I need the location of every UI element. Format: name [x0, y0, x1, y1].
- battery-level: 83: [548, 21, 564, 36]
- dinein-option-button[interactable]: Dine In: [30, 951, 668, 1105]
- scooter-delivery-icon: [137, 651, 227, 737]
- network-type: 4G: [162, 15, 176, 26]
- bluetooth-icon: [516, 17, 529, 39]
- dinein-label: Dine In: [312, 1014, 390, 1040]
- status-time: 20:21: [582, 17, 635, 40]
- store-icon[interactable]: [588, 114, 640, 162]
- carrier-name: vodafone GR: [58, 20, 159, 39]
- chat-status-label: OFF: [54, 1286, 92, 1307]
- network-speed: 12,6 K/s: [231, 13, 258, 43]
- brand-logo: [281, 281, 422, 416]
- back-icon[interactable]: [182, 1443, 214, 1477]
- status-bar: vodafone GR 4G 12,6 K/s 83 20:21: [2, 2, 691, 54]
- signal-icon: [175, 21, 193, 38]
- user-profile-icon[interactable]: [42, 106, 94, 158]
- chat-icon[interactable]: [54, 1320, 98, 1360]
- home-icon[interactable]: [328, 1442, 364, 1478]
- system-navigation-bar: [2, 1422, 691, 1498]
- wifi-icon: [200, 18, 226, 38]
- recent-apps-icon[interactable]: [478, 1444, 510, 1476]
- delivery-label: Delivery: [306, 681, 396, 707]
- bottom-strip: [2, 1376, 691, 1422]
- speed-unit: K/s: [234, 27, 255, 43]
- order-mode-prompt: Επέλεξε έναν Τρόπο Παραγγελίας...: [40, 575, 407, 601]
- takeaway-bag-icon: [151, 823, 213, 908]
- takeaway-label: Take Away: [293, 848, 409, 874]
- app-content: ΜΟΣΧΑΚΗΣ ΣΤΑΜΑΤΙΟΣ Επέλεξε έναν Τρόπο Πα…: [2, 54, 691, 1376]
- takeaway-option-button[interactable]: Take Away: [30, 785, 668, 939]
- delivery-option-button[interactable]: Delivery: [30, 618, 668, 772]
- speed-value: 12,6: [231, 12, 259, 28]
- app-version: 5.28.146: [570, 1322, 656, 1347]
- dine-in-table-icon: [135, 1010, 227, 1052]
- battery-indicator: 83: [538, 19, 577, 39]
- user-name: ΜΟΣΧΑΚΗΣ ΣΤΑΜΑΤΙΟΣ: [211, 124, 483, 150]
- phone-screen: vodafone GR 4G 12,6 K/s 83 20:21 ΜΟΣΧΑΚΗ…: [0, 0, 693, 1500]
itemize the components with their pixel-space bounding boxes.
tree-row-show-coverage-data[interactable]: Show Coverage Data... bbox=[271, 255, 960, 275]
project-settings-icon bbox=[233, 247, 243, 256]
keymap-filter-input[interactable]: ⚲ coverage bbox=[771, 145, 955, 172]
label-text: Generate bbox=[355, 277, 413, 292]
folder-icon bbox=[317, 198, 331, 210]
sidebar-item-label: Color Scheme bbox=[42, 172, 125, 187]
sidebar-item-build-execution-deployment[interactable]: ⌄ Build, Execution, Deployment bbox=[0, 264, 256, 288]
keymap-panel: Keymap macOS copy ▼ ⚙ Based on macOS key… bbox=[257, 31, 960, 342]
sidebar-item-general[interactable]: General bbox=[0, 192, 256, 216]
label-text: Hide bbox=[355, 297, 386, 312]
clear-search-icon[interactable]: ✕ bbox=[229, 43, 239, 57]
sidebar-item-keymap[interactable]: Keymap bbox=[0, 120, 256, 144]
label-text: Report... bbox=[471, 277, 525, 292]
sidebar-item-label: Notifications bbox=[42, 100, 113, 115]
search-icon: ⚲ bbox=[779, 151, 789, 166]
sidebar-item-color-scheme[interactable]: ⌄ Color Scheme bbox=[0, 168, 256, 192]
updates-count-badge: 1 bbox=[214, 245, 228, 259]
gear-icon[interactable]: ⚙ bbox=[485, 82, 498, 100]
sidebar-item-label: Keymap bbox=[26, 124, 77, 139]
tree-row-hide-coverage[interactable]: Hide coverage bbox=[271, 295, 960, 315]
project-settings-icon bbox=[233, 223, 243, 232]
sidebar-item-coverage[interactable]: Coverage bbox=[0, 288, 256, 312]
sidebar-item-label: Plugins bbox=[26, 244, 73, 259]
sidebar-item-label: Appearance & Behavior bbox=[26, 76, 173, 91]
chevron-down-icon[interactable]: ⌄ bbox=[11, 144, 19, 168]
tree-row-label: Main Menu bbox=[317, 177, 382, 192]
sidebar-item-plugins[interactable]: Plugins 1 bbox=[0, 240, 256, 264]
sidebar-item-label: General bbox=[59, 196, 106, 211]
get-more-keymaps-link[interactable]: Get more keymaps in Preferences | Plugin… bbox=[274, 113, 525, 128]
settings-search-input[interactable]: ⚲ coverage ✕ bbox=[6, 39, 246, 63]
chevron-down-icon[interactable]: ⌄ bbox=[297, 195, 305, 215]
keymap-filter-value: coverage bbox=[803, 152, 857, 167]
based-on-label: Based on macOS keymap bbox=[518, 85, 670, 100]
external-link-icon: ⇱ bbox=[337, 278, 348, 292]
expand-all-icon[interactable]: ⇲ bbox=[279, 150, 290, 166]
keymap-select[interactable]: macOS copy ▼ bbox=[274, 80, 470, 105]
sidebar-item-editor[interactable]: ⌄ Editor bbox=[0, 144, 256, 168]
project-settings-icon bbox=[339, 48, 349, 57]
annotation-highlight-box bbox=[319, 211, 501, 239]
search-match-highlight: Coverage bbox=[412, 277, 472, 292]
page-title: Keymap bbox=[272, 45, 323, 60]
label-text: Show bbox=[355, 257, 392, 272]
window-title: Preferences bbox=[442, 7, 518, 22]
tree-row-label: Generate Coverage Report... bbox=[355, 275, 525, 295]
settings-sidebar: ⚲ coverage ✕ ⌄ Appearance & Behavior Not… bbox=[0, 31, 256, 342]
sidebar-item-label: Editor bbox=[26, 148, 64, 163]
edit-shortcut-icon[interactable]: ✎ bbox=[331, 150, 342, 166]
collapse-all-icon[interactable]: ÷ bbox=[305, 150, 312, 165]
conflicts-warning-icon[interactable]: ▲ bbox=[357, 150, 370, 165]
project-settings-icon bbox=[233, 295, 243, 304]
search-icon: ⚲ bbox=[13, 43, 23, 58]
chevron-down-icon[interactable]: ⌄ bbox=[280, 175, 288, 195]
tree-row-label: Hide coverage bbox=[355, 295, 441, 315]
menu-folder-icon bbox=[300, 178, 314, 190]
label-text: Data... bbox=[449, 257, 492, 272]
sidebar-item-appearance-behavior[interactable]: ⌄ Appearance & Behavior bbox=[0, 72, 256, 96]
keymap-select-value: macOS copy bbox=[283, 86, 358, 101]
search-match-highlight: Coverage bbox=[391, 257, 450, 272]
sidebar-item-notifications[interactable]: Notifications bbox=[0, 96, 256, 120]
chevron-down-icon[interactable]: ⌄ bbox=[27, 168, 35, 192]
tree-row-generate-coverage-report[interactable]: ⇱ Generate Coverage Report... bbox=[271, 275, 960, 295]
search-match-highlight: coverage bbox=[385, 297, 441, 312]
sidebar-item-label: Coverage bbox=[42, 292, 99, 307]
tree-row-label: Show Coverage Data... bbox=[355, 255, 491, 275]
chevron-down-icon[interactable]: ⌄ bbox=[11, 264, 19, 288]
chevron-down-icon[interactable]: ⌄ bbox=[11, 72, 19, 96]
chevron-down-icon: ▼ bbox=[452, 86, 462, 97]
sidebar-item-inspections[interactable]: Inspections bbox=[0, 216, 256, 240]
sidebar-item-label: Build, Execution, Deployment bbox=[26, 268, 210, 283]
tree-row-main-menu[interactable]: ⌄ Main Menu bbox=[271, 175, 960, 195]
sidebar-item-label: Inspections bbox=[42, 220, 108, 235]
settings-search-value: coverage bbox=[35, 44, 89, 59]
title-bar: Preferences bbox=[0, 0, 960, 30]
*****
Aim. Can you pull out every line from the start of the material up to and including the line with "- bottom-strip: [2, 1376, 691, 1422]", reproducing each one word for word?

Written response.
I need the location of every UI element. Format: name [x0, y0, x1, y1].
- battery-level: 83: [548, 21, 564, 36]
- dinein-option-button[interactable]: Dine In: [30, 951, 668, 1105]
- scooter-delivery-icon: [137, 651, 227, 737]
- network-type: 4G: [162, 15, 176, 26]
- bluetooth-icon: [516, 17, 529, 39]
- dinein-label: Dine In: [312, 1014, 390, 1040]
- status-time: 20:21: [582, 17, 635, 40]
- store-icon[interactable]: [588, 114, 640, 162]
- carrier-name: vodafone GR: [58, 20, 159, 39]
- chat-status-label: OFF: [54, 1286, 92, 1307]
- network-speed: 12,6 K/s: [231, 13, 258, 43]
- brand-logo: [281, 281, 422, 416]
- back-icon[interactable]: [182, 1443, 214, 1477]
- status-bar: vodafone GR 4G 12,6 K/s 83 20:21: [2, 2, 691, 54]
- signal-icon: [175, 21, 193, 38]
- user-profile-icon[interactable]: [42, 106, 94, 158]
- chat-icon[interactable]: [54, 1320, 98, 1360]
- home-icon[interactable]: [328, 1442, 364, 1478]
- system-navigation-bar: [2, 1422, 691, 1498]
- wifi-icon: [200, 18, 226, 38]
- recent-apps-icon[interactable]: [478, 1444, 510, 1476]
- delivery-label: Delivery: [306, 681, 396, 707]
- bottom-strip: [2, 1376, 691, 1422]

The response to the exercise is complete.